**EXTRACTED ENTRIES**
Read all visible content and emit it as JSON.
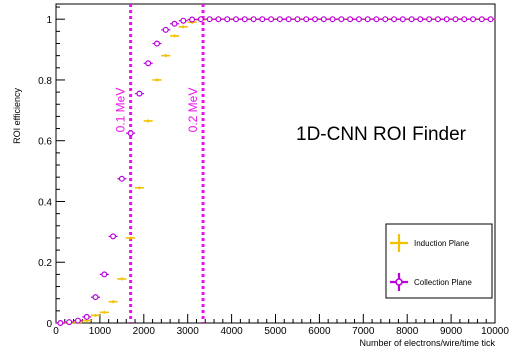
{
  "chart_data": {
    "type": "scatter",
    "title": "",
    "annotation": "1D-CNN ROI Finder",
    "xlabel": "Number of electrons/wire/time tick",
    "ylabel": "ROI efficiency",
    "xlim": [
      0,
      10000
    ],
    "ylim": [
      0,
      1.05
    ],
    "x_ticks": [
      "0",
      "1000",
      "2000",
      "3000",
      "4000",
      "5000",
      "6000",
      "7000",
      "8000",
      "9000",
      "10000"
    ],
    "y_ticks": [
      "0",
      "0.2",
      "0.4",
      "0.6",
      "0.8",
      "1"
    ],
    "grid": false,
    "legend_position": "bottom-right",
    "series": [
      {
        "name": "Induction Plane",
        "color": "#f2c200",
        "marker": "cross",
        "x": [
          100,
          300,
          500,
          700,
          900,
          1100,
          1300,
          1500,
          1700,
          1900,
          2100,
          2300,
          2500,
          2700,
          2900,
          3100,
          3300,
          3500,
          3700,
          3900,
          4100,
          4300,
          4500,
          4700,
          4900,
          5100,
          5300,
          5500,
          5700,
          5900,
          6100,
          6300,
          6500,
          6700,
          6900,
          7100,
          7300,
          7500,
          7700,
          7900,
          8100,
          8300,
          8500,
          8700,
          8900,
          9100,
          9300,
          9500,
          9700,
          9900
        ],
        "y": [
          0.0,
          0.0,
          0.002,
          0.008,
          0.025,
          0.035,
          0.07,
          0.145,
          0.28,
          0.445,
          0.665,
          0.8,
          0.88,
          0.945,
          0.975,
          0.99,
          0.998,
          1,
          1,
          1,
          1,
          1,
          1,
          1,
          1,
          1,
          1,
          1,
          1,
          1,
          1,
          1,
          1,
          1,
          1,
          1,
          1,
          1,
          1,
          1,
          1,
          1,
          1,
          1,
          1,
          1,
          1,
          1,
          1,
          1
        ]
      },
      {
        "name": "Collection Plane",
        "color": "#bb00dd",
        "marker": "circle",
        "x": [
          100,
          300,
          500,
          700,
          900,
          1100,
          1300,
          1500,
          1700,
          1900,
          2100,
          2300,
          2500,
          2700,
          2900,
          3100,
          3300,
          3500,
          3700,
          3900,
          4100,
          4300,
          4500,
          4700,
          4900,
          5100,
          5300,
          5500,
          5700,
          5900,
          6100,
          6300,
          6500,
          6700,
          6900,
          7100,
          7300,
          7500,
          7700,
          7900,
          8100,
          8300,
          8500,
          8700,
          8900,
          9100,
          9300,
          9500,
          9700,
          9900
        ],
        "y": [
          0.0,
          0.003,
          0.008,
          0.02,
          0.085,
          0.16,
          0.285,
          0.475,
          0.625,
          0.755,
          0.855,
          0.92,
          0.965,
          0.985,
          0.995,
          0.999,
          1,
          1,
          1,
          1,
          1,
          1,
          1,
          1,
          1,
          1,
          1,
          1,
          1,
          1,
          1,
          1,
          1,
          1,
          1,
          1,
          1,
          1,
          1,
          1,
          1,
          1,
          1,
          1,
          1,
          1,
          1,
          1,
          1,
          1
        ]
      }
    ],
    "vlines": [
      {
        "x": 1700,
        "label": "0.1 MeV",
        "color": "#ee11ee"
      },
      {
        "x": 3350,
        "label": "0.2 MeV",
        "color": "#ee11ee"
      }
    ]
  }
}
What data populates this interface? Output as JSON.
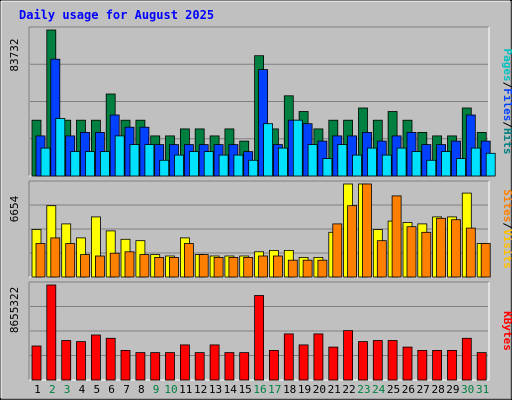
{
  "chart_data": {
    "type": "bar",
    "title": "Daily usage for August 2025",
    "categories": [
      "1",
      "2",
      "3",
      "4",
      "5",
      "6",
      "7",
      "8",
      "9",
      "10",
      "11",
      "12",
      "13",
      "14",
      "15",
      "16",
      "17",
      "18",
      "19",
      "20",
      "21",
      "22",
      "23",
      "24",
      "25",
      "26",
      "27",
      "28",
      "29",
      "30",
      "31"
    ],
    "weekend_days": [
      "2",
      "3",
      "9",
      "10",
      "16",
      "17",
      "23",
      "24",
      "30",
      "31"
    ],
    "panels": [
      {
        "id": "hits",
        "ymax_label": "83732",
        "ymax": 83732,
        "legend": [
          "Pages",
          "/",
          "Files",
          "/",
          "Hits"
        ],
        "series": [
          {
            "name": "Hits",
            "color": "#008040",
            "values": [
              32000,
              83732,
              32000,
              32000,
              32000,
              47000,
              32000,
              32000,
              23000,
              23000,
              27000,
              27000,
              23000,
              27000,
              20000,
              69000,
              27000,
              46000,
              37000,
              27000,
              32000,
              32000,
              39000,
              32000,
              37000,
              32000,
              25000,
              23000,
              23000,
              39000,
              25000
            ]
          },
          {
            "name": "Files",
            "color": "#0040ff",
            "values": [
              23000,
              67000,
              23000,
              25000,
              25000,
              35000,
              28000,
              28000,
              18000,
              18000,
              18000,
              18000,
              18000,
              18000,
              14000,
              61000,
              18000,
              32000,
              30000,
              20000,
              23000,
              23000,
              25000,
              20000,
              23000,
              25000,
              18000,
              18000,
              20000,
              35000,
              20000
            ]
          },
          {
            "name": "Pages",
            "color": "#00e0ff",
            "values": [
              16000,
              33000,
              14000,
              14000,
              14000,
              23000,
              18000,
              18000,
              9000,
              12000,
              14000,
              14000,
              12000,
              12000,
              9000,
              30000,
              16000,
              32000,
              18000,
              10000,
              18000,
              12000,
              16000,
              12000,
              16000,
              14000,
              9000,
              14000,
              10000,
              16000,
              13000
            ]
          }
        ]
      },
      {
        "id": "visits",
        "ymax_label": "6654",
        "ymax": 6654,
        "legend": [
          "Sites",
          "/",
          "Visits"
        ],
        "series": [
          {
            "name": "Visits",
            "color": "#ffff00",
            "values": [
              3400,
              5100,
              3800,
              2800,
              4300,
              3300,
              2700,
              2600,
              1600,
              1500,
              2800,
              1600,
              1500,
              1500,
              1500,
              1800,
              1900,
              1900,
              1400,
              1400,
              3200,
              6654,
              6654,
              3400,
              4000,
              3900,
              3800,
              4300,
              4300,
              6000,
              2400
            ]
          },
          {
            "name": "Sites",
            "color": "#ff8000",
            "values": [
              2400,
              2800,
              2400,
              1600,
              1500,
              1700,
              1800,
              1600,
              1400,
              1400,
              2400,
              1600,
              1400,
              1400,
              1400,
              1500,
              1500,
              1200,
              1200,
              1200,
              3800,
              5100,
              6654,
              2600,
              5800,
              3600,
              3200,
              4200,
              4100,
              3500,
              2400
            ]
          }
        ]
      },
      {
        "id": "kbytes",
        "ymax_label": "8655322",
        "ymax": 8655322,
        "legend": [
          "KBytes"
        ],
        "series": [
          {
            "name": "KBytes",
            "color": "#ff0000",
            "values": [
              3100000,
              8655322,
              3600000,
              3500000,
              4100000,
              3800000,
              2700000,
              2500000,
              2500000,
              2500000,
              3200000,
              2500000,
              3200000,
              2500000,
              2500000,
              7700000,
              2700000,
              4200000,
              3200000,
              4200000,
              3000000,
              4500000,
              3500000,
              3600000,
              3600000,
              3000000,
              2700000,
              2700000,
              2700000,
              3800000,
              2500000
            ]
          }
        ]
      }
    ]
  }
}
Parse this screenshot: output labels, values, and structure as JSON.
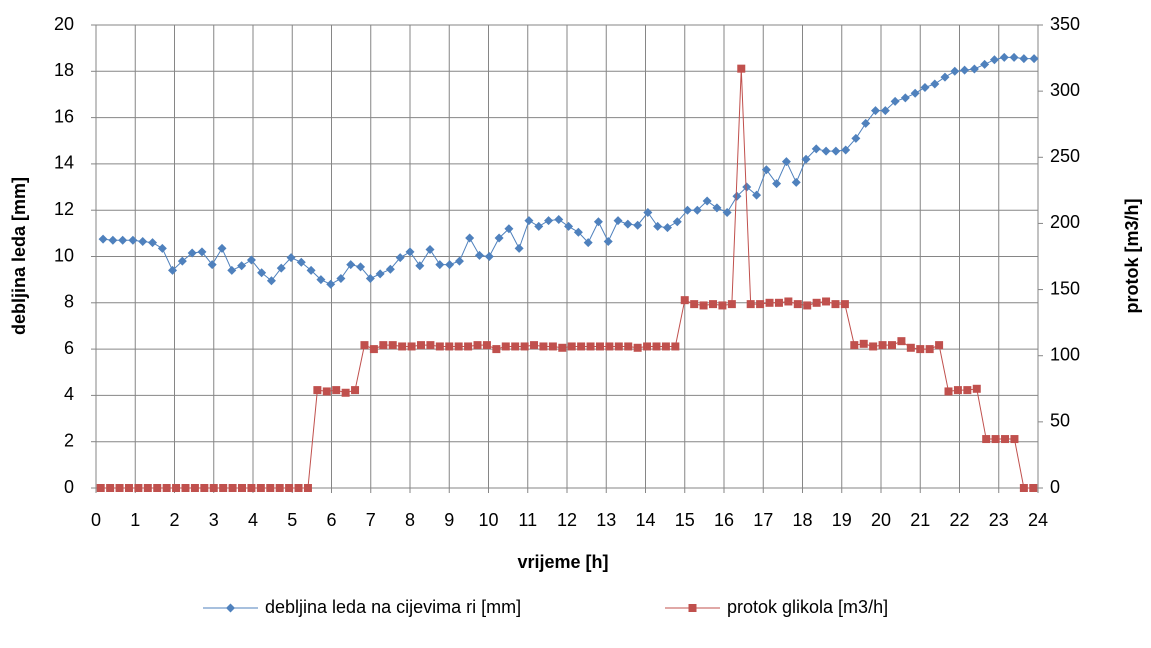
{
  "chart_data": {
    "type": "line",
    "xlabel": "vrijeme [h]",
    "ylabel": "debljina leda [mm]",
    "y2label": "protok [m3/h]",
    "xlim": [
      0,
      24
    ],
    "xticks": [
      0,
      1,
      2,
      3,
      4,
      5,
      6,
      7,
      8,
      9,
      10,
      11,
      12,
      13,
      14,
      15,
      16,
      17,
      18,
      19,
      20,
      21,
      22,
      23,
      24
    ],
    "ylim": [
      0,
      20
    ],
    "yticks": [
      0,
      2,
      4,
      6,
      8,
      10,
      12,
      14,
      16,
      18,
      20
    ],
    "y2lim": [
      0,
      350
    ],
    "y2ticks": [
      0,
      50,
      100,
      150,
      200,
      250,
      300,
      350
    ],
    "grid": true,
    "legend": "bottom",
    "series": [
      {
        "name": "debljina leda na cijevima ri [mm]",
        "color": "#4f81bd",
        "marker": "diamond",
        "x": [
          0.18,
          0.43,
          0.68,
          0.94,
          1.19,
          1.44,
          1.69,
          1.95,
          2.2,
          2.45,
          2.7,
          2.96,
          3.21,
          3.46,
          3.71,
          3.96,
          4.22,
          4.47,
          4.72,
          4.97,
          5.23,
          5.48,
          5.73,
          5.98,
          6.24,
          6.49,
          6.74,
          6.99,
          7.24,
          7.5,
          7.75,
          8.0,
          8.25,
          8.51,
          8.76,
          9.01,
          9.26,
          9.52,
          9.77,
          10.02,
          10.27,
          10.52,
          10.78,
          11.03,
          11.28,
          11.53,
          11.79,
          12.04,
          12.29,
          12.54,
          12.8,
          13.05,
          13.3,
          13.55,
          13.8,
          14.06,
          14.31,
          14.56,
          14.81,
          15.07,
          15.32,
          15.57,
          15.82,
          16.08,
          16.33,
          16.58,
          16.83,
          17.08,
          17.34,
          17.59,
          17.84,
          18.09,
          18.35,
          18.6,
          18.85,
          19.1,
          19.36,
          19.61,
          19.86,
          20.11,
          20.36,
          20.62,
          20.87,
          21.12,
          21.37,
          21.63,
          21.88,
          22.13,
          22.38,
          22.64,
          22.89,
          23.14,
          23.39,
          23.64,
          23.9
        ],
        "values": [
          10.75,
          10.7,
          10.7,
          10.7,
          10.65,
          10.6,
          10.35,
          9.4,
          9.8,
          10.15,
          10.2,
          9.65,
          10.35,
          9.4,
          9.6,
          9.85,
          9.3,
          8.95,
          9.5,
          9.95,
          9.75,
          9.4,
          9.0,
          8.8,
          9.05,
          9.65,
          9.55,
          9.05,
          9.25,
          9.45,
          9.95,
          10.2,
          9.6,
          10.3,
          9.65,
          9.65,
          9.8,
          10.8,
          10.05,
          10.0,
          10.8,
          11.2,
          10.35,
          11.55,
          11.3,
          11.55,
          11.6,
          11.3,
          11.05,
          10.6,
          11.5,
          10.65,
          11.55,
          11.4,
          11.35,
          11.9,
          11.3,
          11.25,
          11.5,
          12.0,
          12.0,
          12.4,
          12.1,
          11.9,
          12.6,
          13.0,
          12.65,
          13.75,
          13.15,
          14.1,
          13.2,
          14.2,
          14.65,
          14.55,
          14.55,
          14.6,
          15.1,
          15.75,
          16.3,
          16.3,
          16.7,
          16.85,
          17.05,
          17.3,
          17.45,
          17.75,
          18.0,
          18.05,
          18.1,
          18.3,
          18.5,
          18.6,
          18.6,
          18.55,
          18.55
        ]
      },
      {
        "name": "protok glikola [m3/h]",
        "color": "#c0504d",
        "marker": "square",
        "axis": "y2",
        "x": [
          0.12,
          0.36,
          0.6,
          0.84,
          1.08,
          1.32,
          1.56,
          1.8,
          2.04,
          2.28,
          2.52,
          2.76,
          3.0,
          3.24,
          3.48,
          3.72,
          3.96,
          4.2,
          4.44,
          4.68,
          4.92,
          5.16,
          5.4,
          5.64,
          5.88,
          6.12,
          6.36,
          6.6,
          6.84,
          7.08,
          7.32,
          7.56,
          7.8,
          8.04,
          8.28,
          8.52,
          8.76,
          9.0,
          9.24,
          9.48,
          9.72,
          9.96,
          10.2,
          10.44,
          10.68,
          10.92,
          11.16,
          11.4,
          11.64,
          11.88,
          12.12,
          12.36,
          12.6,
          12.84,
          13.08,
          13.32,
          13.56,
          13.8,
          14.04,
          14.28,
          14.52,
          14.76,
          15.0,
          15.24,
          15.48,
          15.72,
          15.96,
          16.2,
          16.44,
          16.68,
          16.92,
          17.16,
          17.4,
          17.64,
          17.88,
          18.12,
          18.36,
          18.6,
          18.84,
          19.08,
          19.32,
          19.56,
          19.8,
          20.04,
          20.28,
          20.52,
          20.76,
          21.0,
          21.24,
          21.48,
          21.72,
          21.96,
          22.2,
          22.44,
          22.68,
          22.92,
          23.16,
          23.4,
          23.64,
          23.88
        ],
        "values": [
          0,
          0,
          0,
          0,
          0,
          0,
          0,
          0,
          0,
          0,
          0,
          0,
          0,
          0,
          0,
          0,
          0,
          0,
          0,
          0,
          0,
          0,
          0,
          74,
          73,
          74,
          72,
          74,
          108,
          105,
          108,
          108,
          107,
          107,
          108,
          108,
          107,
          107,
          107,
          107,
          108,
          108,
          105,
          107,
          107,
          107,
          108,
          107,
          107,
          106,
          107,
          107,
          107,
          107,
          107,
          107,
          107,
          106,
          107,
          107,
          107,
          107,
          142,
          139,
          138,
          139,
          138,
          139,
          317,
          139,
          139,
          140,
          140,
          141,
          139,
          138,
          140,
          141,
          139,
          139,
          108,
          109,
          107,
          108,
          108,
          111,
          106,
          105,
          105,
          108,
          73,
          74,
          74,
          75,
          37,
          37,
          37,
          37,
          0,
          0
        ]
      }
    ]
  }
}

**DIRECTIONS**
Return each line where "color" shows up.

**EXPECTED ANSWER**
        "color": "#f2c200",
        "color": "#bb00dd",
        "color": "#ee11ee"
        "color": "#ee11ee"
            "color": "#008040",
            "color": "#0040ff",
            "color": "#00e0ff",
            "color": "#ffff00",
            "color": "#ff8000",
            "color": "#ff0000",
        "color": "#4f81bd",
        "color": "#c0504d",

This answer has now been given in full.